§ **Brief**: Copy down every line where the string "望其旗靡" shows up.

Records from a collection:
--------------------------------------------------

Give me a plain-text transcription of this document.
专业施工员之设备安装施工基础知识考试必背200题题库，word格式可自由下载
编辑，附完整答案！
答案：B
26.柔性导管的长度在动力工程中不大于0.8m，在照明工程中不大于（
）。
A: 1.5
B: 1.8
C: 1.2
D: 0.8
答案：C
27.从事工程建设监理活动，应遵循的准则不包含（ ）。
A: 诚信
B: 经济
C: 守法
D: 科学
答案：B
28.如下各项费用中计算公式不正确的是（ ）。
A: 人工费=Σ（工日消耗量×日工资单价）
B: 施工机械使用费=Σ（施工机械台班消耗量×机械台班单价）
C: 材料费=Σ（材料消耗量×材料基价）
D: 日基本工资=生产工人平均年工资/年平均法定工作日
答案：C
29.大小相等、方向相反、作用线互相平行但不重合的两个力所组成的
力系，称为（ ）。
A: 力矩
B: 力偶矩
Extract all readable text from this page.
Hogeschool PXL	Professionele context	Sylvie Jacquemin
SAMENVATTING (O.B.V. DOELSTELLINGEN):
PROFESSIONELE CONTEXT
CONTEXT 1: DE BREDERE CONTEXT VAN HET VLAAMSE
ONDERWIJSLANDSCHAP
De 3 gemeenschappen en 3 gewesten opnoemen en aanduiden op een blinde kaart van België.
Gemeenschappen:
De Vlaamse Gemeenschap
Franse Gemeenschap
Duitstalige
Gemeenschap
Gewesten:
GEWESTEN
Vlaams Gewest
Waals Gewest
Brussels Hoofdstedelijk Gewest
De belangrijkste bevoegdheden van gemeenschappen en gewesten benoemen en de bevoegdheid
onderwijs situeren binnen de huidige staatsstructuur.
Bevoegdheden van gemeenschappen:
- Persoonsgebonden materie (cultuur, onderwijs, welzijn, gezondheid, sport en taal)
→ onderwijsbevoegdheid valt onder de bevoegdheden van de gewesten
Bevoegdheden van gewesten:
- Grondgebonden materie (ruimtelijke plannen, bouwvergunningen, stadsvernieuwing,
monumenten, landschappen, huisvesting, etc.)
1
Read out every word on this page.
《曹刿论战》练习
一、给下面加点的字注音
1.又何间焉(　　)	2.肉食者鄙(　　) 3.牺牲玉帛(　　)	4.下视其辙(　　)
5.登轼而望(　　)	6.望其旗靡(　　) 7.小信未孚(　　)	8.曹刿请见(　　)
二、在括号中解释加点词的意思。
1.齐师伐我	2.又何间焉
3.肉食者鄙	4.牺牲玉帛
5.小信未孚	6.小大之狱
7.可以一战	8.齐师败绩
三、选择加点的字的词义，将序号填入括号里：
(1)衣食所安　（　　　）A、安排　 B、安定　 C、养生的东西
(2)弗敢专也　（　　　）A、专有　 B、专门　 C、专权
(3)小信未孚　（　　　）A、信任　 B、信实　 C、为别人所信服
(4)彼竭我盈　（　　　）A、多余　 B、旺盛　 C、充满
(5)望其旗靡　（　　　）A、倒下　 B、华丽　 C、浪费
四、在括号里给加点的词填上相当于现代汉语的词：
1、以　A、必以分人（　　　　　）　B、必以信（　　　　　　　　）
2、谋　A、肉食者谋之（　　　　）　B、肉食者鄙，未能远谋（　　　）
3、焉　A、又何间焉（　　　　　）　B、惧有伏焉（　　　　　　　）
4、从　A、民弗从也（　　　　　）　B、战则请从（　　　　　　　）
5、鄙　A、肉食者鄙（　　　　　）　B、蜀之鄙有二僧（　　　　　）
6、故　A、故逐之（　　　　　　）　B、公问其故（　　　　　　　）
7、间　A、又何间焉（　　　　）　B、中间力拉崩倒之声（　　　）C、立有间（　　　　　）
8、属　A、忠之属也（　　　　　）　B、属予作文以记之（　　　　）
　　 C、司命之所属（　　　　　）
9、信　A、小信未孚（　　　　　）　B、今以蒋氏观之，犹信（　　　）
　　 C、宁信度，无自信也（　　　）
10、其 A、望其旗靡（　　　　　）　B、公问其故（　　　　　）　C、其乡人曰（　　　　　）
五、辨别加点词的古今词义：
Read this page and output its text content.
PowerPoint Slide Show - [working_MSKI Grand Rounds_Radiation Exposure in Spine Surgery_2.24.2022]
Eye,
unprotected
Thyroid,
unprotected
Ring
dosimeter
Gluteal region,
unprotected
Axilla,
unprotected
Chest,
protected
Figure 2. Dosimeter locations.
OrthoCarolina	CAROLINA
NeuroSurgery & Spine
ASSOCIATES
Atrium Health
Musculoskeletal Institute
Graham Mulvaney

--------------------------------------------------

§ **Answer to the task**:
5.登轼而望(　　)	6.望其旗靡(　　) 7.小信未孚(　　)	8.曹刿请见(　　)
(5)望其旗靡　（　　　）A、倒下　 B、华丽　 C、浪费
10、其 A、望其旗靡（　　　　　）　B、公问其故（　　　　　）　C、其乡人曰（　　　　　）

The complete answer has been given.